* **WHAT YOU WILL DO**
Repeat the whole listing exactly.

**** MATERIAL FOR THE TASK

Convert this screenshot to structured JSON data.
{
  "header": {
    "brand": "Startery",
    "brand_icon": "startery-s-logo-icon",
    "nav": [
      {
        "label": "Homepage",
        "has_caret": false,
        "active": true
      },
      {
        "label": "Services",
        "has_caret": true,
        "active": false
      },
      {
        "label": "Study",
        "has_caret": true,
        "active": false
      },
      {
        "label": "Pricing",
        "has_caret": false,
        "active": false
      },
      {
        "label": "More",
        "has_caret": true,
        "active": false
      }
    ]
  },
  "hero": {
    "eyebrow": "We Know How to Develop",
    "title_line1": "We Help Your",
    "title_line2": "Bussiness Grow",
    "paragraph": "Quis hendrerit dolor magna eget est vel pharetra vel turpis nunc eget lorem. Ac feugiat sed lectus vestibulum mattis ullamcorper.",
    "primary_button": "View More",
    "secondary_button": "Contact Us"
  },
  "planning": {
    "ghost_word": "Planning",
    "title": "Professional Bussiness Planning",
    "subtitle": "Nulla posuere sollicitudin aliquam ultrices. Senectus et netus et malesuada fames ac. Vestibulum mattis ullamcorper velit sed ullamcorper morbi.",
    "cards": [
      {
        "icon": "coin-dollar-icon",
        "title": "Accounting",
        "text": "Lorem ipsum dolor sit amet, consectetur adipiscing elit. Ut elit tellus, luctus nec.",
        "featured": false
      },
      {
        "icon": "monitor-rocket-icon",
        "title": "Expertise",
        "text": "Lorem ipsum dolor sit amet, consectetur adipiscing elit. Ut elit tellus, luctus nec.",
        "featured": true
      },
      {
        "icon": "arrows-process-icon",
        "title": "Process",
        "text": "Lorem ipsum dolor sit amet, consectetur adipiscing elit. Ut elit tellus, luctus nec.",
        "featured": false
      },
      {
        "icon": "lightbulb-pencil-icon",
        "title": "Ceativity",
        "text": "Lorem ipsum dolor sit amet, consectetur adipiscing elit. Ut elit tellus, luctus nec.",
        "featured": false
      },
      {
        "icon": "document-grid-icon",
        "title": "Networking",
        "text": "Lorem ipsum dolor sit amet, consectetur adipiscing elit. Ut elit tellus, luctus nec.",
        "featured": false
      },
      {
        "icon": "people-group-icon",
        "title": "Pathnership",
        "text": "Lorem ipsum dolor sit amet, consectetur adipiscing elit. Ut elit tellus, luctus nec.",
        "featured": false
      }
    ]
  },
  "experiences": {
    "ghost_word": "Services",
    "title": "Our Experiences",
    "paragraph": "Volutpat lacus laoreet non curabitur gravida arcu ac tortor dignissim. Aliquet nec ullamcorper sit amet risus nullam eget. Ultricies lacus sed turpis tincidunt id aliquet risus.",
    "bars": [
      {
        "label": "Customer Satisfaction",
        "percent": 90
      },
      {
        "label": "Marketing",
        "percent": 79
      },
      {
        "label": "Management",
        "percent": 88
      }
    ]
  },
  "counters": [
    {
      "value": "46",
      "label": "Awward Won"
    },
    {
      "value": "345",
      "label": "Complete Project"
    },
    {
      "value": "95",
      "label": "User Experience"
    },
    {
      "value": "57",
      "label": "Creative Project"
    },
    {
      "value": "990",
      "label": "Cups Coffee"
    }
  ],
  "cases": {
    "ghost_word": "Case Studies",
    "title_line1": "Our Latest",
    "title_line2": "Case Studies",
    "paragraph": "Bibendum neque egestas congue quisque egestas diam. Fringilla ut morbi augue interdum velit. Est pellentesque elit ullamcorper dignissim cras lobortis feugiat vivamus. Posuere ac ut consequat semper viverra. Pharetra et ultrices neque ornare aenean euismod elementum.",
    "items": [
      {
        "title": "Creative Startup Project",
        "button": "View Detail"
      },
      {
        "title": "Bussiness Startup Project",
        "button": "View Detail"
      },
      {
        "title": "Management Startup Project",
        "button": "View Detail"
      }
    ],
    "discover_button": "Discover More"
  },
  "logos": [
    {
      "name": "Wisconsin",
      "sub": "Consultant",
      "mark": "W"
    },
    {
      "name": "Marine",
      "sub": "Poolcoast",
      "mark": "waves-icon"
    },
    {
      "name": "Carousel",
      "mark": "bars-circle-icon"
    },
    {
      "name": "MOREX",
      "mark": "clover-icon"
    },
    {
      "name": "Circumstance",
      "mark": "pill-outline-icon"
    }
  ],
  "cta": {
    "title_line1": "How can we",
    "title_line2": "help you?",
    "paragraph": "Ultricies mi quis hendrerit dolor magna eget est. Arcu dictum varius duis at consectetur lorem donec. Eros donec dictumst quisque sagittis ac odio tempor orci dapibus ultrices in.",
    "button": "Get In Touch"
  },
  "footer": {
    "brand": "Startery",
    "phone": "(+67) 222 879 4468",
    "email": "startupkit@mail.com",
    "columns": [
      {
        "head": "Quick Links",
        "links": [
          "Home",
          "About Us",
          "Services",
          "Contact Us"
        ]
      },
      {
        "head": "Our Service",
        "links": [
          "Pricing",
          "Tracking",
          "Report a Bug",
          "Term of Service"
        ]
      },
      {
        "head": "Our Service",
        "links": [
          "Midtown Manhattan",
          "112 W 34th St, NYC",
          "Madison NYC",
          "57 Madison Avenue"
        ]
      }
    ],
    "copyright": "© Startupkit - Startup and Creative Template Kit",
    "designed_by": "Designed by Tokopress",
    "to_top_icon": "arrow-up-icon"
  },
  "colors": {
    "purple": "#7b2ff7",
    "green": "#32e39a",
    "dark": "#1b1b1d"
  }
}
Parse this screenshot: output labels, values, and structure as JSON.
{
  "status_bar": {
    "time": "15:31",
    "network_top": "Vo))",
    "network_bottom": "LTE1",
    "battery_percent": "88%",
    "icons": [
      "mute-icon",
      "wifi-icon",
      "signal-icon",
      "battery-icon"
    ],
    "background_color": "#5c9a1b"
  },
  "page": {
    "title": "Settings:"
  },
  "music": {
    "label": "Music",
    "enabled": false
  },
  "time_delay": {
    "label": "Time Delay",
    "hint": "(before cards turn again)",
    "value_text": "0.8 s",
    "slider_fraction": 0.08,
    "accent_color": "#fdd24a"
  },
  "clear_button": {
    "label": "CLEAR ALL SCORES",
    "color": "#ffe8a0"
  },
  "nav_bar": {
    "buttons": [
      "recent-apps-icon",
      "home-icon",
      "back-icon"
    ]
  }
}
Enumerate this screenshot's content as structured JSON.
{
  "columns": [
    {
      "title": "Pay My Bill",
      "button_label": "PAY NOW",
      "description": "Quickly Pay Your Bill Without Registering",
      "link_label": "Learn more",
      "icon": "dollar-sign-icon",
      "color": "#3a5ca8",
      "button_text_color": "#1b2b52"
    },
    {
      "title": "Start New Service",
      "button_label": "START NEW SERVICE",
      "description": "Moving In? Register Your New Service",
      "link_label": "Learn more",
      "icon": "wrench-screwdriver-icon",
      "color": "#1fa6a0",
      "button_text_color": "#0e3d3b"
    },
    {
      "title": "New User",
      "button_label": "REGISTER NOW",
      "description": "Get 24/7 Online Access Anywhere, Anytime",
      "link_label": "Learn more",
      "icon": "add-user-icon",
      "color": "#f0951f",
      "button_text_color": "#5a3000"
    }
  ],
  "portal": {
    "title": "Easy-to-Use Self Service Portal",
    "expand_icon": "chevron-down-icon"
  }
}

********

* **FULL OUTPUT**
Convert this screenshot to structured JSON data.
{
  "header": {
    "brand": "Startery",
    "brand_icon": "startery-s-logo-icon",
    "nav": [
      {
        "label": "Homepage",
        "has_caret": false,
        "active": true
      },
      {
        "label": "Services",
        "has_caret": true,
        "active": false
      },
      {
        "label": "Study",
        "has_caret": true,
        "active": false
      },
      {
        "label": "Pricing",
        "has_caret": false,
        "active": false
      },
      {
        "label": "More",
        "has_caret": true,
        "active": false
      }
    ]
  },
  "hero": {
    "eyebrow": "We Know How to Develop",
    "title_line1": "We Help Your",
    "title_line2": "Bussiness Grow",
    "paragraph": "Quis hendrerit dolor magna eget est vel pharetra vel turpis nunc eget lorem. Ac feugiat sed lectus vestibulum mattis ullamcorper.",
    "primary_button": "View More",
    "secondary_button": "Contact Us"
  },
  "planning": {
    "ghost_word": "Planning",
    "title": "Professional Bussiness Planning",
    "subtitle": "Nulla posuere sollicitudin aliquam ultrices. Senectus et netus et malesuada fames ac. Vestibulum mattis ullamcorper velit sed ullamcorper morbi.",
    "cards": [
      {
        "icon": "coin-dollar-icon",
        "title": "Accounting",
        "text": "Lorem ipsum dolor sit amet, consectetur adipiscing elit. Ut elit tellus, luctus nec.",
        "featured": false
      },
      {
        "icon": "monitor-rocket-icon",
        "title": "Expertise",
        "text": "Lorem ipsum dolor sit amet, consectetur adipiscing elit. Ut elit tellus, luctus nec.",
        "featured": true
      },
      {
        "icon": "arrows-process-icon",
        "title": "Process",
        "text": "Lorem ipsum dolor sit amet, consectetur adipiscing elit. Ut elit tellus, luctus nec.",
        "featured": false
      },
      {
        "icon": "lightbulb-pencil-icon",
        "title": "Ceativity",
        "text": "Lorem ipsum dolor sit amet, consectetur adipiscing elit. Ut elit tellus, luctus nec.",
        "featured": false
      },
      {
        "icon": "document-grid-icon",
        "title": "Networking",
        "text": "Lorem ipsum dolor sit amet, consectetur adipiscing elit. Ut elit tellus, luctus nec.",
        "featured": false
      },
      {
        "icon": "people-group-icon",
        "title": "Pathnership",
        "text": "Lorem ipsum dolor sit amet, consectetur adipiscing elit. Ut elit tellus, luctus nec.",
        "featured": false
      }
    ]
  },
  "experiences": {
    "ghost_word": "Services",
    "title": "Our Experiences",
    "paragraph": "Volutpat lacus laoreet non curabitur gravida arcu ac tortor dignissim. Aliquet nec ullamcorper sit amet risus nullam eget. Ultricies lacus sed turpis tincidunt id aliquet risus.",
    "bars": [
      {
        "label": "Customer Satisfaction",
        "percent": 90
      },
      {
        "label": "Marketing",
        "percent": 79
      },
      {
        "label": "Management",
        "percent": 88
      }
    ]
  },
  "counters": [
    {
      "value": "46",
      "label": "Awward Won"
    },
    {
      "value": "345",
      "label": "Complete Project"
    },
    {
      "value": "95",
      "label": "User Experience"
    },
    {
      "value": "57",
      "label": "Creative Project"
    },
    {
      "value": "990",
      "label": "Cups Coffee"
    }
  ],
  "cases": {
    "ghost_word": "Case Studies",
    "title_line1": "Our Latest",
    "title_line2": "Case Studies",
    "paragraph": "Bibendum neque egestas congue quisque egestas diam. Fringilla ut morbi augue interdum velit. Est pellentesque elit ullamcorper dignissim cras lobortis feugiat vivamus. Posuere ac ut consequat semper viverra. Pharetra et ultrices neque ornare aenean euismod elementum.",
    "items": [
      {
        "title": "Creative Startup Project",
        "button": "View Detail"
      },
      {
        "title": "Bussiness Startup Project",
        "button": "View Detail"
      },
      {
        "title": "Management Startup Project",
        "button": "View Detail"
      }
    ],
    "discover_button": "Discover More"
  },
  "logos": [
    {
      "name": "Wisconsin",
      "sub": "Consultant",
      "mark": "W"
    },
    {
      "name": "Marine",
      "sub": "Poolcoast",
      "mark": "waves-icon"
    },
    {
      "name": "Carousel",
      "mark": "bars-circle-icon"
    },
    {
      "name": "MOREX",
      "mark": "clover-icon"
    },
    {
      "name": "Circumstance",
      "mark": "pill-outline-icon"
    }
  ],
  "cta": {
    "title_line1": "How can we",
    "title_line2": "help you?",
    "paragraph": "Ultricies mi quis hendrerit dolor magna eget est. Arcu dictum varius duis at consectetur lorem donec. Eros donec dictumst quisque sagittis ac odio tempor orci dapibus ultrices in.",
    "button": "Get In Touch"
  },
  "footer": {
    "brand": "Startery",
    "phone": "(+67) 222 879 4468",
    "email": "startupkit@mail.com",
    "columns": [
      {
        "head": "Quick Links",
        "links": [
          "Home",
          "About Us",
          "Services",
          "Contact Us"
        ]
      },
      {
        "head": "Our Service",
        "links": [
          "Pricing",
          "Tracking",
          "Report a Bug",
          "Term of Service"
        ]
      },
      {
        "head": "Our Service",
        "links": [
          "Midtown Manhattan",
          "112 W 34th St, NYC",
          "Madison NYC",
          "57 Madison Avenue"
        ]
      }
    ],
    "copyright": "© Startupkit - Startup and Creative Template Kit",
    "designed_by": "Designed by Tokopress",
    "to_top_icon": "arrow-up-icon"
  },
  "colors": {
    "purple": "#7b2ff7",
    "green": "#32e39a",
    "dark": "#1b1b1d"
  }
}
Parse this screenshot: output labels, values, and structure as JSON.
{
  "status_bar": {
    "time": "15:31",
    "network_top": "Vo))",
    "network_bottom": "LTE1",
    "battery_percent": "88%",
    "icons": [
      "mute-icon",
      "wifi-icon",
      "signal-icon",
      "battery-icon"
    ],
    "background_color": "#5c9a1b"
  },
  "page": {
    "title": "Settings:"
  },
  "music": {
    "label": "Music",
    "enabled": false
  },
  "time_delay": {
    "label": "Time Delay",
    "hint": "(before cards turn again)",
    "value_text": "0.8 s",
    "slider_fraction": 0.08,
    "accent_color": "#fdd24a"
  },
  "clear_button": {
    "label": "CLEAR ALL SCORES",
    "color": "#ffe8a0"
  },
  "nav_bar": {
    "buttons": [
      "recent-apps-icon",
      "home-icon",
      "back-icon"
    ]
  }
}
Enumerate this screenshot's content as structured JSON.
{
  "columns": [
    {
      "title": "Pay My Bill",
      "button_label": "PAY NOW",
      "description": "Quickly Pay Your Bill Without Registering",
      "link_label": "Learn more",
      "icon": "dollar-sign-icon",
      "color": "#3a5ca8",
      "button_text_color": "#1b2b52"
    },
    {
      "title": "Start New Service",
      "button_label": "START NEW SERVICE",
      "description": "Moving In? Register Your New Service",
      "link_label": "Learn more",
      "icon": "wrench-screwdriver-icon",
      "color": "#1fa6a0",
      "button_text_color": "#0e3d3b"
    },
    {
      "title": "New User",
      "button_label": "REGISTER NOW",
      "description": "Get 24/7 Online Access Anywhere, Anytime",
      "link_label": "Learn more",
      "icon": "add-user-icon",
      "color": "#f0951f",
      "button_text_color": "#5a3000"
    }
  ],
  "portal": {
    "title": "Easy-to-Use Self Service Portal",
    "expand_icon": "chevron-down-icon"
  }
}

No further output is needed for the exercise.